--- begin ---

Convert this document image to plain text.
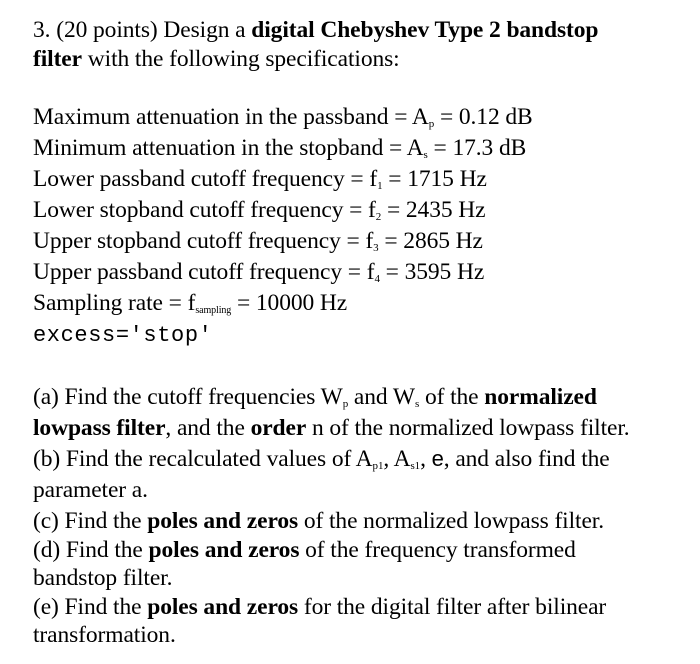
3. (20 points) Design a digital Chebyshev Type 2 bandstop
filter with the following specifications:
Maximum attenuation in the passband = $A_p = 0.12$ dB
Minimum attenuation in the stopband = $A_s = 17.3$ dB
Lower passband cutoff frequency = $f_1 = 1715$ Hz
Lower stopband cutoff frequency = $f_2 = 2435$ Hz
Upper stopband cutoff frequency = $f_3 = 2865$ Hz
Upper passband cutoff frequency = $f_4 = 3595$ Hz
Sampling rate = $f_{sampling} = 10000$ Hz
excess='stop'
(a) Find the cutoff frequencies $W_p$ and $W_s$ of the normalized
lowpass filter, and the order n of the normalized lowpass filter.
(b) Find the recalculated values of $A_{p1}$, $A_{s1}$, e, and also find the
parameter a.
(c) Find the poles and zeros of the normalized lowpass filter.
(d) Find the poles and zeros of the frequency transformed
bandstop filter.
(e) Find the poles and zeros for the digital filter after bilinear
transformation.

--- end ---

*WHAT THE TASK REQUIRES*
Where a line holds "Upper", copy it out.

*RESULT*
Upper stopband cutoff frequency = $f_3 = 2865$ Hz
Upper passband cutoff frequency = $f_4 = 3595$ Hz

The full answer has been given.